◆ EXTRACTED MATERIAL
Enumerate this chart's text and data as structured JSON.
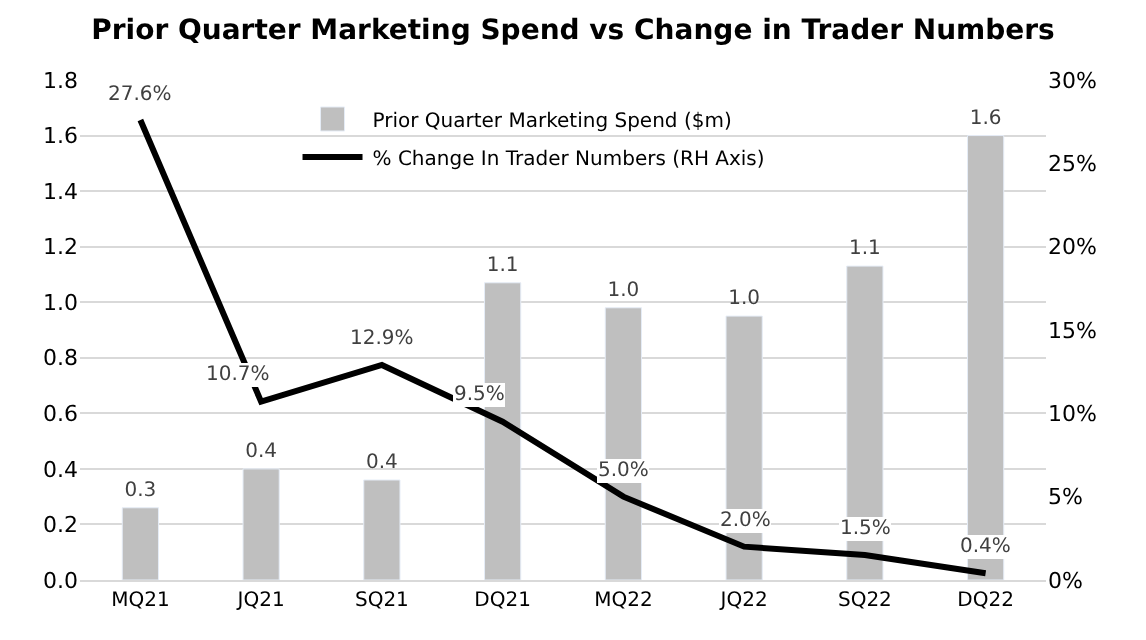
{
  "chart_data": {
    "type": "bar",
    "title": "Prior Quarter Marketing Spend vs Change in Trader Numbers",
    "categories": [
      "MQ21",
      "JQ21",
      "SQ21",
      "DQ21",
      "MQ22",
      "JQ22",
      "SQ22",
      "DQ22"
    ],
    "series": [
      {
        "name": "Prior Quarter Marketing Spend ($m)",
        "color": "#bfbfbf",
        "values": [
          0.26,
          0.4,
          0.36,
          1.07,
          0.98,
          0.95,
          1.13,
          1.6
        ],
        "value_labels": [
          "0.3",
          "0.4",
          "0.4",
          "1.1",
          "1.0",
          "1.0",
          "1.1",
          "1.6"
        ]
      },
      {
        "name": "% Change In Trader Numbers (RH Axis)",
        "type": "line",
        "axis": "y2",
        "color": "#000000",
        "values": [
          27.6,
          10.7,
          12.9,
          9.5,
          5.0,
          2.0,
          1.5,
          0.4
        ],
        "value_labels": [
          "27.6%",
          "10.7%",
          "12.9%",
          "9.5%",
          "5.0%",
          "2.0%",
          "1.5%",
          "0.4%"
        ]
      }
    ],
    "ylim": [
      0,
      1.8
    ],
    "yticks": [
      {
        "value": 0,
        "label": "0.0"
      },
      {
        "value": 0.2,
        "label": "0.2"
      },
      {
        "value": 0.4,
        "label": "0.4"
      },
      {
        "value": 0.6,
        "label": "0.6"
      },
      {
        "value": 0.8,
        "label": "0.8"
      },
      {
        "value": 1.0,
        "label": "1.0"
      },
      {
        "value": 1.2,
        "label": "1.2"
      },
      {
        "value": 1.4,
        "label": "1.4"
      },
      {
        "value": 1.6,
        "label": "1.6"
      },
      {
        "value": 1.8,
        "label": "1.8"
      }
    ],
    "y2lim": [
      0,
      30
    ],
    "y2ticks": [
      {
        "value": 0,
        "label": "0%"
      },
      {
        "value": 5,
        "label": "5%"
      },
      {
        "value": 10,
        "label": "10%"
      },
      {
        "value": 15,
        "label": "15%"
      },
      {
        "value": 20,
        "label": "20%"
      },
      {
        "value": 25,
        "label": "25%"
      },
      {
        "value": 30,
        "label": "30%"
      }
    ],
    "grid": "y",
    "legend": "top",
    "marker": "none",
    "line_style": "solid"
  }
}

◆ SHORT TASK
Look through the entries above and count each line holding "Change"; report the count alone.

◆ ANSWER TO THE EXERCISE
2